## begin Data for this task
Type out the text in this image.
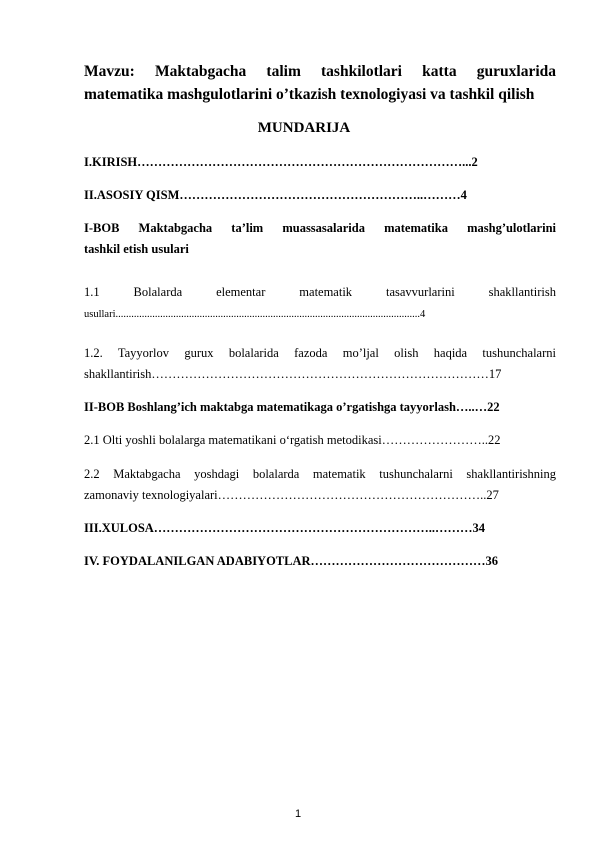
Mavzu: Maktabgacha talim tashkilotlari katta guruxlarida
matematika mashgulotlarini o’tkazish texnologiyasi va tashkil qilish
MUNDARIJA
I.KIRISH……………………………………………………………………...2
II.ASOSIY QISM…………………………………………………..………4
I-BOB Maktabgacha ta’lim muassasalarida matematika mashg’ulotlarini
tashkil etish usulari
1.1 Bolalarda elementar matematik tasavvurlarini shakllantirish
usullari....................................................................................................................4
1.2. Tayyorlov gurux bolalarida fazoda mo’ljal olish haqida tushunchalarni
shakllantirish………………………………………………………………………17
II-BOB Boshlang’ich maktabga matematikaga o’rgatishga tayyorlash…..…22
2.1 Olti yoshli bolalarga matematikani o‘rgatish metodikasi……………………..22
2.2 Maktabgacha yoshdagi bolalarda matematik tushunchalarni shakllantirishning
zamonaviy texnologiyalari………………………………………………………..27
III.XULOSA…………………………………………………………..………34
IV. FOYDALANILGAN ADABIYOTLAR……………………………………36
1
## end Data for this task
Your goal:
Omit every picture, then reproduce the rest of the listing exactly.

Task solution:
Type out the text in this image.
Mavzu: Maktabgacha talim tashkilotlari katta guruxlarida
matematika mashgulotlarini o’tkazish texnologiyasi va tashkil qilish
MUNDARIJA
I.KIRISH……………………………………………………………………...2
II.ASOSIY QISM…………………………………………………..………4
I-BOB Maktabgacha ta’lim muassasalarida matematika mashg’ulotlarini
tashkil etish usulari
1.1 Bolalarda elementar matematik tasavvurlarini shakllantirish
usullari....................................................................................................................4
1.2. Tayyorlov gurux bolalarida fazoda mo’ljal olish haqida tushunchalarni
shakllantirish………………………………………………………………………17
II-BOB Boshlang’ich maktabga matematikaga o’rgatishga tayyorlash…..…22
2.1 Olti yoshli bolalarga matematikani o‘rgatish metodikasi……………………..22
2.2 Maktabgacha yoshdagi bolalarda matematik tushunchalarni shakllantirishning
zamonaviy texnologiyalari………………………………………………………..27
III.XULOSA…………………………………………………………..………34
IV. FOYDALANILGAN ADABIYOTLAR……………………………………36
1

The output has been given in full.